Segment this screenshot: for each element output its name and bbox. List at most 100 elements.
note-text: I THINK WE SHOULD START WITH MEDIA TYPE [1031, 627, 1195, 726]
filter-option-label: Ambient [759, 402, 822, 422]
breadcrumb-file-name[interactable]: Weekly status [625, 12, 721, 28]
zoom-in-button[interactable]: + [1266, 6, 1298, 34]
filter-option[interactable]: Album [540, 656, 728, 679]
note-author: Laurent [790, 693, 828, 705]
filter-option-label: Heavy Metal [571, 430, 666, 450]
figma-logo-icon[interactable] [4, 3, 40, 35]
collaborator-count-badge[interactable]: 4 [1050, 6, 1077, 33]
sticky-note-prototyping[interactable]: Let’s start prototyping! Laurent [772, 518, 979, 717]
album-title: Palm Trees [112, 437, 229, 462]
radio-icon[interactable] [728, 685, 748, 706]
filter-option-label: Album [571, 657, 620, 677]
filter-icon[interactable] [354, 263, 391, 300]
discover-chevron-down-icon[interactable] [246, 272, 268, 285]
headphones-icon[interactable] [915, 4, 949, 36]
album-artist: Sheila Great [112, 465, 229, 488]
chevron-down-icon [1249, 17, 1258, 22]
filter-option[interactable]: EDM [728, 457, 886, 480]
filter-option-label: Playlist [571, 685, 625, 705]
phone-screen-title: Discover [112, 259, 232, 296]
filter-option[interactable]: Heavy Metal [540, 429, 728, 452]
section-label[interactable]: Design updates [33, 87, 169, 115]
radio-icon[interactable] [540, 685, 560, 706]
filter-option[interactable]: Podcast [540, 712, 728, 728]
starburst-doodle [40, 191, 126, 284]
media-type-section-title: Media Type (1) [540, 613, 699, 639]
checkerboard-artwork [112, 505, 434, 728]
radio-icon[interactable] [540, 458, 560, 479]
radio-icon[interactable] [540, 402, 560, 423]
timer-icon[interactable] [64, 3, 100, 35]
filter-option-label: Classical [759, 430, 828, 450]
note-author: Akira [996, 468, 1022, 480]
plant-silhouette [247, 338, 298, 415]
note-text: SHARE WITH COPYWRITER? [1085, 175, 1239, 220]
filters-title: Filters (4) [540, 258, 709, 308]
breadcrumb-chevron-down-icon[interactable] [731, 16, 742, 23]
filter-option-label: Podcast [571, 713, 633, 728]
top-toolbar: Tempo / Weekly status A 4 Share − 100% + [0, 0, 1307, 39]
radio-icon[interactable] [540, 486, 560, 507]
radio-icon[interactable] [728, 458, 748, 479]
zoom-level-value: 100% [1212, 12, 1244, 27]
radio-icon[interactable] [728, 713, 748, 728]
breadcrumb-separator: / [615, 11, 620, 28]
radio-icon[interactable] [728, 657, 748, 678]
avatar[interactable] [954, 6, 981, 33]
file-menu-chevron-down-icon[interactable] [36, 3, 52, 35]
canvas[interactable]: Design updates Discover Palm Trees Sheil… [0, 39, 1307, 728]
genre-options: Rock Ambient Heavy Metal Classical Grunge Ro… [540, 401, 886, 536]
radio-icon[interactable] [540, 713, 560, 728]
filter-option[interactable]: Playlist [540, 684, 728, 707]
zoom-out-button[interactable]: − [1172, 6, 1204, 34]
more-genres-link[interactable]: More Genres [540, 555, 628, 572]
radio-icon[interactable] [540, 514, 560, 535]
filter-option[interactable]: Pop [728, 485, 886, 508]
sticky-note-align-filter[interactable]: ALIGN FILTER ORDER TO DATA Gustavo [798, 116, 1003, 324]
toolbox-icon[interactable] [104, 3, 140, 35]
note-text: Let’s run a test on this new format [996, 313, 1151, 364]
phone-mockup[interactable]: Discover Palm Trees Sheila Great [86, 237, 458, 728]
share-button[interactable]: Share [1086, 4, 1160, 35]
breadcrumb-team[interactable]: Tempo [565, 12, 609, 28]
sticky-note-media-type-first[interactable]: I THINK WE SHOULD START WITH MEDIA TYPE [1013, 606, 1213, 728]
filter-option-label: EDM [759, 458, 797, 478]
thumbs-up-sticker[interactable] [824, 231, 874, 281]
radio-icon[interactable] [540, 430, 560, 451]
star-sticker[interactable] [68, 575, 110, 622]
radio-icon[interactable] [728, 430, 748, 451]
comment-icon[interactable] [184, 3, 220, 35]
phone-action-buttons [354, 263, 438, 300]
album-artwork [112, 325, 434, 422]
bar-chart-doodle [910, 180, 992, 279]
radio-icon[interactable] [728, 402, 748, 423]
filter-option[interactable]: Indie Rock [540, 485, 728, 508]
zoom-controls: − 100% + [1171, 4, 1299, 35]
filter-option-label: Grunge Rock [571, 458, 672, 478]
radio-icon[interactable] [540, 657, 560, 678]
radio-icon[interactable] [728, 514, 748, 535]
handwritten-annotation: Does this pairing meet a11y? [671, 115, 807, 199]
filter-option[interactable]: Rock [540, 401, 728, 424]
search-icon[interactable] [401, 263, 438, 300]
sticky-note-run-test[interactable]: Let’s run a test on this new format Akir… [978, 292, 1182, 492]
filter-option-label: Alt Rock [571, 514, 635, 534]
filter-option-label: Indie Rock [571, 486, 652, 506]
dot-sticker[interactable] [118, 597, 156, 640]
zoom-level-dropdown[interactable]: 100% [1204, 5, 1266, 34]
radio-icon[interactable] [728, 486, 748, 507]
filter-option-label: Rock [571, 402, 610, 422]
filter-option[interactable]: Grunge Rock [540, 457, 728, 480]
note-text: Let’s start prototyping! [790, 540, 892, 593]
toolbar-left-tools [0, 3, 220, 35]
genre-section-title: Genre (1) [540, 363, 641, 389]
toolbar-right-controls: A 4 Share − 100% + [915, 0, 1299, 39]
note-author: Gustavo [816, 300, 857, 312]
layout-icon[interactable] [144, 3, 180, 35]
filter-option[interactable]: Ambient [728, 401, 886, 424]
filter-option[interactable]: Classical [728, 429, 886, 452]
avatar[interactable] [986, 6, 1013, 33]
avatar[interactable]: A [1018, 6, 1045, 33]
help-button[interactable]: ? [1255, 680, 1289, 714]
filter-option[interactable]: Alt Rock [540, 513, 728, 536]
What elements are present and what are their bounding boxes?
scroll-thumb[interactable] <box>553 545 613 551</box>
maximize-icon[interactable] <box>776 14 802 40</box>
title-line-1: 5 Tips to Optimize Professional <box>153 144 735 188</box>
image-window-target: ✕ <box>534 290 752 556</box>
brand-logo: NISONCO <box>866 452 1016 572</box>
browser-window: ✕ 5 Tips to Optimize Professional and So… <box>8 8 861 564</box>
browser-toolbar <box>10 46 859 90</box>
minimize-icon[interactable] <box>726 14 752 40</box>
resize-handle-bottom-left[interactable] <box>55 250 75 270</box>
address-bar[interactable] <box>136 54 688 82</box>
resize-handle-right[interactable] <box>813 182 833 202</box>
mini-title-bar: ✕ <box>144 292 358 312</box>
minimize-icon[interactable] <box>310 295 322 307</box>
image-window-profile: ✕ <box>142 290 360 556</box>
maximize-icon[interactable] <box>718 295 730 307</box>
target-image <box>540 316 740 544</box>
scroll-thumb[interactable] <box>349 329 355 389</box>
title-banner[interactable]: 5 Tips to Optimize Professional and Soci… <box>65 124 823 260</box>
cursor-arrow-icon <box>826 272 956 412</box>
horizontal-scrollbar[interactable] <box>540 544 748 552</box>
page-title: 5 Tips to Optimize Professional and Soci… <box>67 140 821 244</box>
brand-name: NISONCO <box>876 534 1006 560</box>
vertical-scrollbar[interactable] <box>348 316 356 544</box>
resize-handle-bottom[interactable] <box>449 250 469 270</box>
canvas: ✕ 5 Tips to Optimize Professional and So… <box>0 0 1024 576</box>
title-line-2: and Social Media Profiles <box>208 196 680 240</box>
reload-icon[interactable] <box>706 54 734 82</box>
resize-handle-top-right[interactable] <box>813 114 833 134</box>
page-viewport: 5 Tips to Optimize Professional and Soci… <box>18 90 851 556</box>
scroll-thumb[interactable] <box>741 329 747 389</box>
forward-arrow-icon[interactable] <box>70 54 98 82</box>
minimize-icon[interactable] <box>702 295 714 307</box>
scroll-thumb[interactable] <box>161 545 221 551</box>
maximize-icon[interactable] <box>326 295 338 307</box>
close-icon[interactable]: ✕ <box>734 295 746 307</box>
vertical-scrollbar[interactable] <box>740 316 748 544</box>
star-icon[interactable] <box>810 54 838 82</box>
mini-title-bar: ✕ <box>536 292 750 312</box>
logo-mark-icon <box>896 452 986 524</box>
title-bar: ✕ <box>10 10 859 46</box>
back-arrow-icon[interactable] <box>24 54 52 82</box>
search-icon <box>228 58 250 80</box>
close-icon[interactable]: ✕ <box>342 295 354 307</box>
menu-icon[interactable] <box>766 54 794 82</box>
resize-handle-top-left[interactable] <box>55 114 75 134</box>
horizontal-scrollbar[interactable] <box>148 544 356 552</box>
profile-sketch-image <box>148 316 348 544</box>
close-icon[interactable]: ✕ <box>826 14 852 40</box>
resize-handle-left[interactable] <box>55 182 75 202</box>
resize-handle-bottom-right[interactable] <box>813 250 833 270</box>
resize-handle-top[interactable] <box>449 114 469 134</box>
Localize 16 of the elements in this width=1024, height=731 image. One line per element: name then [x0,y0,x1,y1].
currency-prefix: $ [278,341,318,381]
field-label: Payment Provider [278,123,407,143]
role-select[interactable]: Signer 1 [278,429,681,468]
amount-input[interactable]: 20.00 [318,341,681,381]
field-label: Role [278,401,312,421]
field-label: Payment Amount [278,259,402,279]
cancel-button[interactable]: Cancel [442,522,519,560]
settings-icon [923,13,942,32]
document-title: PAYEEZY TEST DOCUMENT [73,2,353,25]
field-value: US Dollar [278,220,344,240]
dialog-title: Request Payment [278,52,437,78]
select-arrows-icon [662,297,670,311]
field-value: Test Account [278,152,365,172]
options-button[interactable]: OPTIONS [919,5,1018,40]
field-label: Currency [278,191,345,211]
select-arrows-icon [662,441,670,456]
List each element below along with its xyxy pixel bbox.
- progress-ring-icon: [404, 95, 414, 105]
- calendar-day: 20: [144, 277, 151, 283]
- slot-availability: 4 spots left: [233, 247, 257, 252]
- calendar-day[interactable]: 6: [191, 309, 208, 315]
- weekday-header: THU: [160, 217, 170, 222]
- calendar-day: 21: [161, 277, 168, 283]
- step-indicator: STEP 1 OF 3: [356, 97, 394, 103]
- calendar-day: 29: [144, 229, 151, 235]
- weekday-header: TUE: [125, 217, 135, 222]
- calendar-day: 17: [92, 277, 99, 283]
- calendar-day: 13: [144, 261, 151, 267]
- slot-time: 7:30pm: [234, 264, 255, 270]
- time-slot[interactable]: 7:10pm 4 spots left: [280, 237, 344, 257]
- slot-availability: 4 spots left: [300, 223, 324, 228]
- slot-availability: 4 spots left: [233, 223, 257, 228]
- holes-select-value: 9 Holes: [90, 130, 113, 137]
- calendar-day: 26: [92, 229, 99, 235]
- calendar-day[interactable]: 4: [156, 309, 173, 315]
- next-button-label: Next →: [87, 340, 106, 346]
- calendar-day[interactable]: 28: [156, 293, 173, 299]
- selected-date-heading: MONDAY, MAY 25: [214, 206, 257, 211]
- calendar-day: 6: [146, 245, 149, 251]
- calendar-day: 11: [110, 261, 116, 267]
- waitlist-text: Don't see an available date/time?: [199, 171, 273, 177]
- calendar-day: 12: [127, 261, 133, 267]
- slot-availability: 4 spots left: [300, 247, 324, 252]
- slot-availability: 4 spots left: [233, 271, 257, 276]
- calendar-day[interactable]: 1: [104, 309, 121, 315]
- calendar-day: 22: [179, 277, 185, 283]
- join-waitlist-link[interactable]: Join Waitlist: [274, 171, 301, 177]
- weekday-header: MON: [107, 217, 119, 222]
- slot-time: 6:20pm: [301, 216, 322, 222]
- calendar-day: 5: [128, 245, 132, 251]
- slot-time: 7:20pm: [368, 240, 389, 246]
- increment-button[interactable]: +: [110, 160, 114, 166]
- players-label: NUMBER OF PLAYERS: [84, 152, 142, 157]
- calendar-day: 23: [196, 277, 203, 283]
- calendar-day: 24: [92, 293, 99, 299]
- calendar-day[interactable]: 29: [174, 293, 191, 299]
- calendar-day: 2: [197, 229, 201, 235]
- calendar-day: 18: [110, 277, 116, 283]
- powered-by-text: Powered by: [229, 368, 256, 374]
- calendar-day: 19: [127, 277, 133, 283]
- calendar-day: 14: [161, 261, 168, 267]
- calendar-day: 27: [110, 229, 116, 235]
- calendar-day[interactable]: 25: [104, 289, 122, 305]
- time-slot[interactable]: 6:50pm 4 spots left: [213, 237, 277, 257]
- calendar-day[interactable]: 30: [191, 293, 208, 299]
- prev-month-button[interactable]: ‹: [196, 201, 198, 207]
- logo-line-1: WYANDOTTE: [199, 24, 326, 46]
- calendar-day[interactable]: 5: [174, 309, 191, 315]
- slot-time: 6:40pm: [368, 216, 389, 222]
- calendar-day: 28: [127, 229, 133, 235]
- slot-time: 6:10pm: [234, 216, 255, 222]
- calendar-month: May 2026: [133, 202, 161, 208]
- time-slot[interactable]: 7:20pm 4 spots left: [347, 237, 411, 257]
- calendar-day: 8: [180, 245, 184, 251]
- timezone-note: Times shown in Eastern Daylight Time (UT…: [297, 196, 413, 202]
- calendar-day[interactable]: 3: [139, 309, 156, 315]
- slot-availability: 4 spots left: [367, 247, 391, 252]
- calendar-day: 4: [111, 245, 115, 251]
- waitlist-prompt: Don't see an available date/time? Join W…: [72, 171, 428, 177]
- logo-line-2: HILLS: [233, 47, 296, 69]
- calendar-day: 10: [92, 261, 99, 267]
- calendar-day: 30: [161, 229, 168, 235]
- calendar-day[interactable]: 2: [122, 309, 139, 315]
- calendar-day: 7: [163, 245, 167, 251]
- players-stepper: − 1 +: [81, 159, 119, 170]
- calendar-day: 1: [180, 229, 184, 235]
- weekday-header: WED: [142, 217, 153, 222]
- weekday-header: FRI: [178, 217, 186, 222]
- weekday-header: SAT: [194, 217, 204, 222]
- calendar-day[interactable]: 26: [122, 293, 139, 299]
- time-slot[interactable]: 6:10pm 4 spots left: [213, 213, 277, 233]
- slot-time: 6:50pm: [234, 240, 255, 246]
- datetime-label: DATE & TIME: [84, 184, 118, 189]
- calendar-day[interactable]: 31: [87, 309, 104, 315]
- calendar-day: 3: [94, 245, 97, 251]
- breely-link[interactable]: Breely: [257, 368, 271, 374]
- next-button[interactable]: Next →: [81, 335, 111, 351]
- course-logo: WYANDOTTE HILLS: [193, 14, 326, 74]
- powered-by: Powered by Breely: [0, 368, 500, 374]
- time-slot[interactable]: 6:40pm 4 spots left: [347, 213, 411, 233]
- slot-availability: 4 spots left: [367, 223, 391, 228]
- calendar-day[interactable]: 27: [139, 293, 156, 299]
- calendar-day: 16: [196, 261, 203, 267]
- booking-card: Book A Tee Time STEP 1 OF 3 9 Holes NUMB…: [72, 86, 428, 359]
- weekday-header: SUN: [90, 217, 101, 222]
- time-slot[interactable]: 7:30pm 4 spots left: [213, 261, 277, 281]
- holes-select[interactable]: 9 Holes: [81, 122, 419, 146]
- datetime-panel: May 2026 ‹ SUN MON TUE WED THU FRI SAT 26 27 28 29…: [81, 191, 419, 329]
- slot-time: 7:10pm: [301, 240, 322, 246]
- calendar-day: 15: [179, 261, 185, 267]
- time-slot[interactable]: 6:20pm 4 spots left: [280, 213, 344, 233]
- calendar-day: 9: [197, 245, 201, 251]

────

• [TASK TO CARRY OUT]:
Please format the rows, from the first line up to and including the line containing "filter-icon[interactable] [354, 263, 391, 300]", as a Markdown table with the columns No. and Entry. Put a running number in No. and each line in Entry, and leave out any blank lines.

• [RESULT OF THE TASK]:
| No. | Entry |
|---|---|
| 1 | Segment this screenshot: for each element output its name and bbox. List at most 100 elements. |
| 2 | note-text: I THINK WE SHOULD START WITH MEDIA TYPE [1031, 627, 1195, 726] |
| 3 | filter-option-label: Ambient [759, 402, 822, 422] |
| 4 | breadcrumb-file-name[interactable]: Weekly status [625, 12, 721, 28] |
| 5 | zoom-in-button[interactable]: + [1266, 6, 1298, 34] |
| 6 | filter-option[interactable]: Album [540, 656, 728, 679] |
| 7 | note-author: Laurent [790, 693, 828, 705] |
| 8 | filter-option-label: Heavy Metal [571, 430, 666, 450] |
| 9 | figma-logo-icon[interactable] [4, 3, 40, 35] |
| 10 | collaborator-count-badge[interactable]: 4 [1050, 6, 1077, 33] |
| 11 | sticky-note-prototyping[interactable]: Let’s start prototyping! Laurent [772, 518, 979, 717] |
| 12 | album-title: Palm Trees [112, 437, 229, 462] |
| 13 | radio-icon[interactable] [728, 685, 748, 706] |
| 14 | filter-option-label: Album [571, 657, 620, 677] |
| 15 | filter-icon[interactable] [354, 263, 391, 300] |